(Exercise directions)
Copy out every record precisely.

(Source data)
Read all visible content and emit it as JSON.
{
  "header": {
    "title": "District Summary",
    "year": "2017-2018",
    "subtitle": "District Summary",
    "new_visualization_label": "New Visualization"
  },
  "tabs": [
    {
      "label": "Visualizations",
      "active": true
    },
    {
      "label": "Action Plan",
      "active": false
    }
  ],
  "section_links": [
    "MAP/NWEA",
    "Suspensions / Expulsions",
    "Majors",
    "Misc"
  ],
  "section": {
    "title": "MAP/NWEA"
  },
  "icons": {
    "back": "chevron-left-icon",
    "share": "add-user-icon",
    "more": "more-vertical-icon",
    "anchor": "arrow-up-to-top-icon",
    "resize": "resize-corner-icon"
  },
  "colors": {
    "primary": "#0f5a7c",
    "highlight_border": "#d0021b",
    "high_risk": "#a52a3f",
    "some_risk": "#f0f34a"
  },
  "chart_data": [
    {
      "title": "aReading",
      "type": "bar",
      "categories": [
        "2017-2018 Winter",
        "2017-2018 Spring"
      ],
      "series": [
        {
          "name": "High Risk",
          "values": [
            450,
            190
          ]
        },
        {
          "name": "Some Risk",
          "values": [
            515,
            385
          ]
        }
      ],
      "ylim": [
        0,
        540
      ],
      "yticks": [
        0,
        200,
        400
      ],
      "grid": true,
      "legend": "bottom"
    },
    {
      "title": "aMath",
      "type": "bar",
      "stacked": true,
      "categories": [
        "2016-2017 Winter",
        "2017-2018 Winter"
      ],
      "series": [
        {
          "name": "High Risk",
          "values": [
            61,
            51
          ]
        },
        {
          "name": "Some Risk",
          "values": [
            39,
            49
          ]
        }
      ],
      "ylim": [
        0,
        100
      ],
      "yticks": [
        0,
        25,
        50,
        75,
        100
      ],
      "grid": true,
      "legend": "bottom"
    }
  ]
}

(Reply)
Read all visible content and emit it as JSON.
{
  "header": {
    "title": "District Summary",
    "year": "2017-2018",
    "subtitle": "District Summary",
    "new_visualization_label": "New Visualization"
  },
  "tabs": [
    {
      "label": "Visualizations",
      "active": true
    },
    {
      "label": "Action Plan",
      "active": false
    }
  ],
  "section_links": [
    "MAP/NWEA",
    "Suspensions / Expulsions",
    "Majors",
    "Misc"
  ],
  "section": {
    "title": "MAP/NWEA"
  },
  "icons": {
    "back": "chevron-left-icon",
    "share": "add-user-icon",
    "more": "more-vertical-icon",
    "anchor": "arrow-up-to-top-icon",
    "resize": "resize-corner-icon"
  },
  "colors": {
    "primary": "#0f5a7c",
    "highlight_border": "#d0021b",
    "high_risk": "#a52a3f",
    "some_risk": "#f0f34a"
  },
  "chart_data": [
    {
      "title": "aReading",
      "type": "bar",
      "categories": [
        "2017-2018 Winter",
        "2017-2018 Spring"
      ],
      "series": [
        {
          "name": "High Risk",
          "values": [
            450,
            190
          ]
        },
        {
          "name": "Some Risk",
          "values": [
            515,
            385
          ]
        }
      ],
      "ylim": [
        0,
        540
      ],
      "yticks": [
        0,
        200,
        400
      ],
      "grid": true,
      "legend": "bottom"
    },
    {
      "title": "aMath",
      "type": "bar",
      "stacked": true,
      "categories": [
        "2016-2017 Winter",
        "2017-2018 Winter"
      ],
      "series": [
        {
          "name": "High Risk",
          "values": [
            61,
            51
          ]
        },
        {
          "name": "Some Risk",
          "values": [
            39,
            49
          ]
        }
      ],
      "ylim": [
        0,
        100
      ],
      "yticks": [
        0,
        25,
        50,
        75,
        100
      ],
      "grid": true,
      "legend": "bottom"
    }
  ]
}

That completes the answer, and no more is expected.